■ 任务目标:
将下方关于 ART 线程代码的文本中从“GetTaskStats 获取task 状态，从”开始、到“TODO: implement this.”结束的部分逐字输出。

■ 阅读文本:

• • • • • • •

ThreadFlag 和ThreadPriority 相关定义如下

enum ThreadFlag {
  kSuspendRequest   = 1,  // If set implies that suspend_count_ > 0 and the Thread should enter the
                          // safepoint handler.
  kCheckpointRequest = 2,  // Request that the thread do some checkpoint work and then continue.
  kEmptyCheckpointRequest = 4,  // Request that the thread do empty checkpoint and then continue.
  kActiveSuspendBarrier = 8,  // Register that at least 1 suspend barrier needs to be passed.
};

// Thread priorities. These must match the Thread.MIN_PRIORITY, --> Java Thread常量
// Thread.NORM_PRIORITY, and Thread.MAX_PRIORITY constants.
enum ThreadPriority {
  kMinThreadPriority = 1,
  kNormThreadPriority = 5,
  kMaxThreadPriority = 10,
};

GetSchedulerGroupName 获取线程 cgroup

/// @art/runtime/thread.cc
static std::string GetSchedulerGroupName(pid_t tid) {
  // /proc/<pid>/cgroup looks like this:
  // 2:devices:/
  // 1:cpuacct,cpu:/
  // We want the third field from the line whose second field contains the "cpu" token.
  std::string cgroup_file;
  if (!android::base::ReadFileToString(StringPrintf("/proc/self/task/%d/cgroup", tid),
                                       &cgroup_file)) {
    return "";
  }
  std::vector<std::string> cgroup_lines; // cgroup 有很多行输出
  Split(cgroup_file, '\n', &cgroup_lines); // 分成行
  for (size_t i = 0; i < cgroup_lines.size(); ++i) {
    std::vector<std::string> cgroup_fields;
    Split(cgroup_lines[i], ':', &cgroup_fields); // 每行根据:分成多个段
    std::vector<std::string> cgroups;
    Split(cgroup_fields[1], ',', &cgroups);// 第二段根据,分成cgroups
    for (size_t j = 0; j < cgroups.size(); ++j) {
      if (cgroups[j] == "cpu") { // 取出组是cpu的描述
        return cgroup_fields[2].substr(1);  // Skip the leading slash. 跳过/
      }
    }
  }
  return "";
}

看下面一个示例：
$ cat task/569/cgroup                                                                                      
6:memory:/
5:freezer:/
4:cpuset:/foreground
3:cpuacct:/uid_0/pid_290
2:cpu:/foreground     --->  取出的是这一行的 foreground
1:blkio:/
0::/

GetTaskStats 获取task 状态，从 /proc/self/task/$tid/stat 读取

/// @art/libartbase/base/utils.cc
void GetTaskStats(pid_t tid, char* state, int* utime, int* stime, int* task_cpu) {
  *utime = *stime = *task_cpu = 0;
#ifdef _WIN32
  // TODO: implement this.

• • • • • • •

■ 图像区域标注:

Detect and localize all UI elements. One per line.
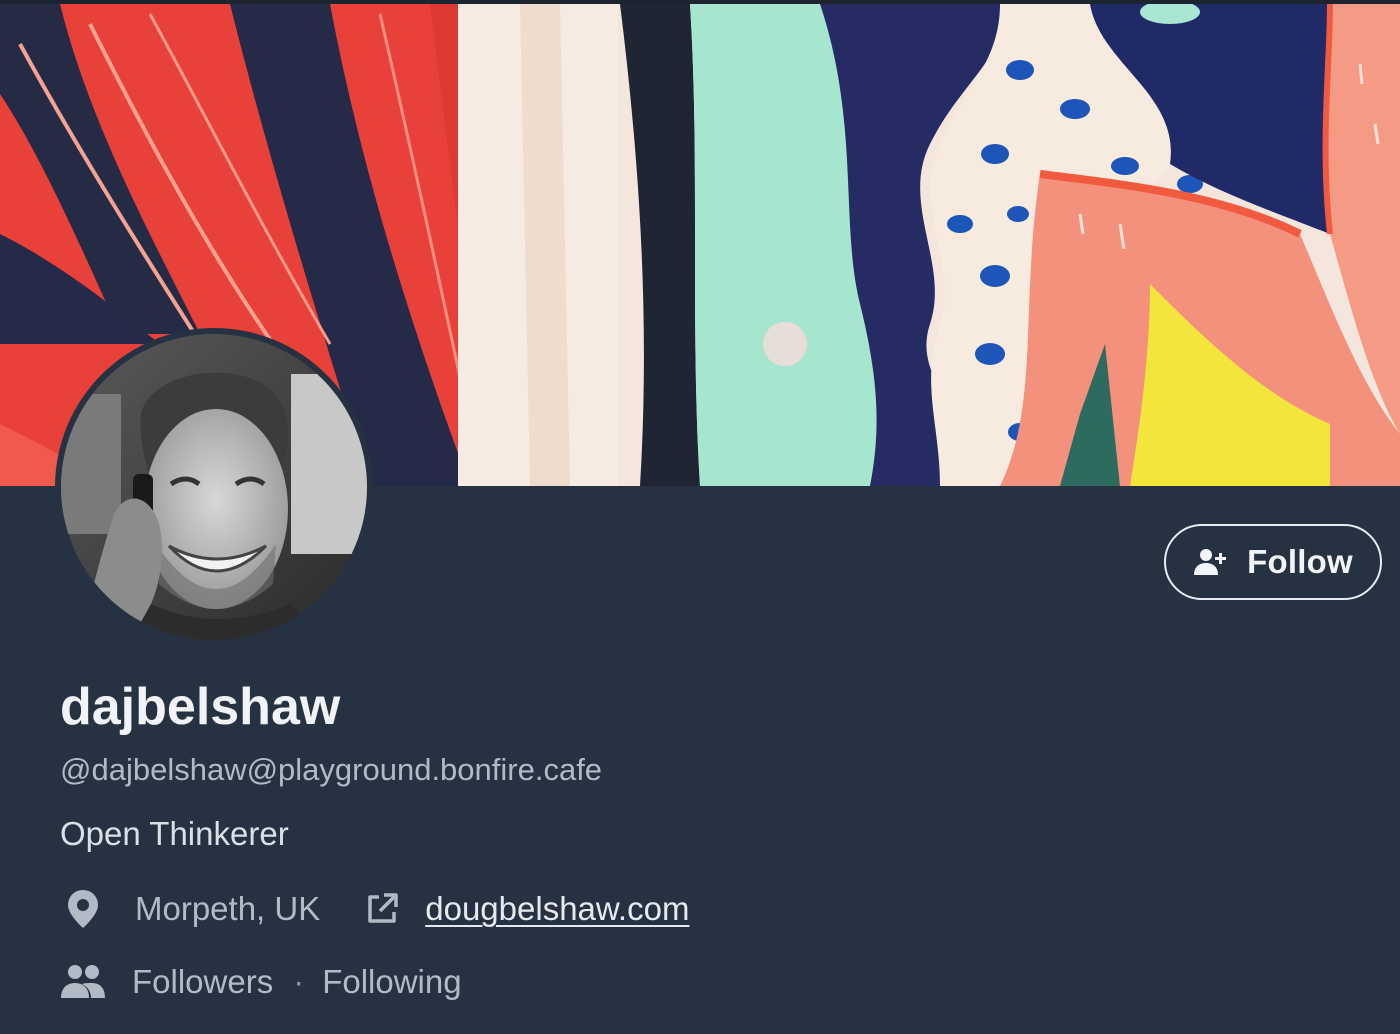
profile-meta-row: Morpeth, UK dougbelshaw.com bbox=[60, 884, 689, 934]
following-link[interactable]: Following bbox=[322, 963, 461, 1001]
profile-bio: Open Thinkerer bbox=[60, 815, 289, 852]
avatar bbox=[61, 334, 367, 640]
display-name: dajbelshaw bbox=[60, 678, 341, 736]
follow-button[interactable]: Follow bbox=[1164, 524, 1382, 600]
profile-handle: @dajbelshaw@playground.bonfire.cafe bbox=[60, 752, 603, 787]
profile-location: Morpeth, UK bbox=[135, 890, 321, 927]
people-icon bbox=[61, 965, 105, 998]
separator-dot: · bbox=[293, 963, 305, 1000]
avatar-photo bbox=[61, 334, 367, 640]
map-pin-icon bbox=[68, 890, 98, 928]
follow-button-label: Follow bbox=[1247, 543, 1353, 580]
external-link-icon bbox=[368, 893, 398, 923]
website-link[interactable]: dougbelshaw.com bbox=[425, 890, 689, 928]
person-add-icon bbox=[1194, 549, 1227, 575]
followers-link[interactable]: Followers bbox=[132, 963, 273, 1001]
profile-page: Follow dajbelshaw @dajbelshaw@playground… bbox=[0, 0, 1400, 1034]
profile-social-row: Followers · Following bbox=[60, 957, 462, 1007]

• • • • • • •

■ 参考解答:
GetTaskStats 获取task 状态，从 /proc/self/task/$tid/stat 读取

/// @art/libartbase/base/utils.cc
void GetTaskStats(pid_t tid, char* state, int* utime, int* stime, int* task_cpu) {
  *utime = *stime = *task_cpu = 0;
#ifdef _WIN32
  // TODO: implement this.